● **Activity A**
In the excerpt on Chinese corporations, what service are these companies helping telecom operators roll out?
● **Activity B**
Reproduce the excerpt on Chinese corporations from the words "So the Chinese" up to and including the words "are very happy.".

● **Excerpt to read**
━━━━━━━━
So the Chinese corporations now are helping us with technologies to repair the current fleet of power generation to reduce emissions, so that we can expand their lifespan a little bit while we are building other clean energy projects.
The biggest wind farms and solar farms are also built by Chinese corporations. The biggest wind farm in a small town had a positive, very positive impact in that community, that town, and people. It provides not only stable electricity but also social responsibility. They had schools refurbished and so on. And people are very happy.
There are many of these projects. We're a mining country. Chinese corporations involved in mining help generate electricity with PV panels and these other technologies. They are also collaborating with our telecom operators to roll out 5G services. These Chinese companies were at the forefront of this.
Sidelights | "Tolerance, sharing, and multilateralism", the BRICS spirit embodied in the eyes of the Ambassador
South African Ambassador to China H.E. Dr. Siyabonga Cyprian Cwele (left) holds the souvenir of Chengdu 2021 FISU World University Games. Photo/Han Yang (NBD)
━━━━━━━━
Page segmentation data
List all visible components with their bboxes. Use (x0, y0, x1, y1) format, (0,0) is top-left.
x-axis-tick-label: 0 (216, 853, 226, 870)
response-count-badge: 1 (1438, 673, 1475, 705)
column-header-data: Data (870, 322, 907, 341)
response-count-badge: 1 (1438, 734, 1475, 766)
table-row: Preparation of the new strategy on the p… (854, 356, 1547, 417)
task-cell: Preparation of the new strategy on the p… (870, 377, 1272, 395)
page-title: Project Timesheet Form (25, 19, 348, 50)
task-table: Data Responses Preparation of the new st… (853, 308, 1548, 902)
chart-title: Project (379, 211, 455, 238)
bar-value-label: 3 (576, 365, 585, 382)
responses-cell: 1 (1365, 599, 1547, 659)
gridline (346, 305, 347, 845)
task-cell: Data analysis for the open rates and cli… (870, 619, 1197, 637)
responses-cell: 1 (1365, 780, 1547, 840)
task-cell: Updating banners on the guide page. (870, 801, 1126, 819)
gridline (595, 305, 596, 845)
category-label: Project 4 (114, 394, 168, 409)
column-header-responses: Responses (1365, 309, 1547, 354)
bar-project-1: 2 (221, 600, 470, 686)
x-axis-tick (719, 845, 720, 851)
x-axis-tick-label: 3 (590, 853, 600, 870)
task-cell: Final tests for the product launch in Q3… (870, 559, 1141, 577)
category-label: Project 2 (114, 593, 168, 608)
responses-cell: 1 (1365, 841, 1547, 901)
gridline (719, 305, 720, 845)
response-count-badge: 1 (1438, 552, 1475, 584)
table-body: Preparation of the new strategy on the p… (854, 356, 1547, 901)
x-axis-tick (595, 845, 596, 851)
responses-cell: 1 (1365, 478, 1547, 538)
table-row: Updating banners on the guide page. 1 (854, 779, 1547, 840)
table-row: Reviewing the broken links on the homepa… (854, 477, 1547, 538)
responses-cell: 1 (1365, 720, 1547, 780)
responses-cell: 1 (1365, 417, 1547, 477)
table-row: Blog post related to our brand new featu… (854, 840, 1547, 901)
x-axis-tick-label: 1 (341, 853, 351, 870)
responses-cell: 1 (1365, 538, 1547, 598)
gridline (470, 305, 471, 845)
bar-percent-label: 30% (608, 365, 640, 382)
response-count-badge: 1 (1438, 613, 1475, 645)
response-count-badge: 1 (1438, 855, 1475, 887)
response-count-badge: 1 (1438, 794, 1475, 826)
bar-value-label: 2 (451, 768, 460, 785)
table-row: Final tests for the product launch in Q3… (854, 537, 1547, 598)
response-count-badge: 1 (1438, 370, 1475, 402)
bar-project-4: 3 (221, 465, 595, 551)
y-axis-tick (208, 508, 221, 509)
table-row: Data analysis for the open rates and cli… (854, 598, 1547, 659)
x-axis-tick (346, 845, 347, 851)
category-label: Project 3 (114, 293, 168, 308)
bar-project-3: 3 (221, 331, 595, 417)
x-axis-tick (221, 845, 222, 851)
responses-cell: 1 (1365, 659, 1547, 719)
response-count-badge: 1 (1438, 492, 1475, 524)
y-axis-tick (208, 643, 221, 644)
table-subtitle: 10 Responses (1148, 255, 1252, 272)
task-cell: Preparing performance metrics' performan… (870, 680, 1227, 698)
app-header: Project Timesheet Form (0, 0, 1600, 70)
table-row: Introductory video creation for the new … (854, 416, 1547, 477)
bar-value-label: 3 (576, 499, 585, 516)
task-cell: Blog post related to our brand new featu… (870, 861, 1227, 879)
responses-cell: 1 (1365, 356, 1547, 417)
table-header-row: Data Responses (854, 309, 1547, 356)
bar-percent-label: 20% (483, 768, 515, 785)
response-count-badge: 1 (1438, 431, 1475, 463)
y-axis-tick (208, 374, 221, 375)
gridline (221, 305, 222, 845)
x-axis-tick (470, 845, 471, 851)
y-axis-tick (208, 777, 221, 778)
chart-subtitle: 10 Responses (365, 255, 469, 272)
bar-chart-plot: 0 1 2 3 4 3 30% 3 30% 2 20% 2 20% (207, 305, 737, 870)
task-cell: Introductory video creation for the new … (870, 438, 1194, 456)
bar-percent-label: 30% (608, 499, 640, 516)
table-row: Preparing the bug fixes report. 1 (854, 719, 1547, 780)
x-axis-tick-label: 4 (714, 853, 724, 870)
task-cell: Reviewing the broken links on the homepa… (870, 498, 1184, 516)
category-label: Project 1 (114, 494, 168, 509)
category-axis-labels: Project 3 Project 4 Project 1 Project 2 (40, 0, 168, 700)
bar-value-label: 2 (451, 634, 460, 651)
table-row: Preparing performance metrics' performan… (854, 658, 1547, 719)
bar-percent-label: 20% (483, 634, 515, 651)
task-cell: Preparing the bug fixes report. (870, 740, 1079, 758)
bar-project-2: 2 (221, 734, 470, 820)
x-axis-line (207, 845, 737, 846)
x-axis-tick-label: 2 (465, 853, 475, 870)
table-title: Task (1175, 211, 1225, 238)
━━━━━━━━
● **Exercise result A**
5G services.

● **Exercise result B**
So the Chinese corporations now are helping us with technologies to repair the current fleet of power generation to reduce emissions, so that we can expand their lifespan a little bit while we are building other clean energy projects.
The biggest wind farms and solar farms are also built by Chinese corporations. The biggest wind farm in a small town had a positive, very positive impact in that community, that town, and people. It provides not only stable electricity but also social responsibility. They had schools refurbished and so on. And people are very happy.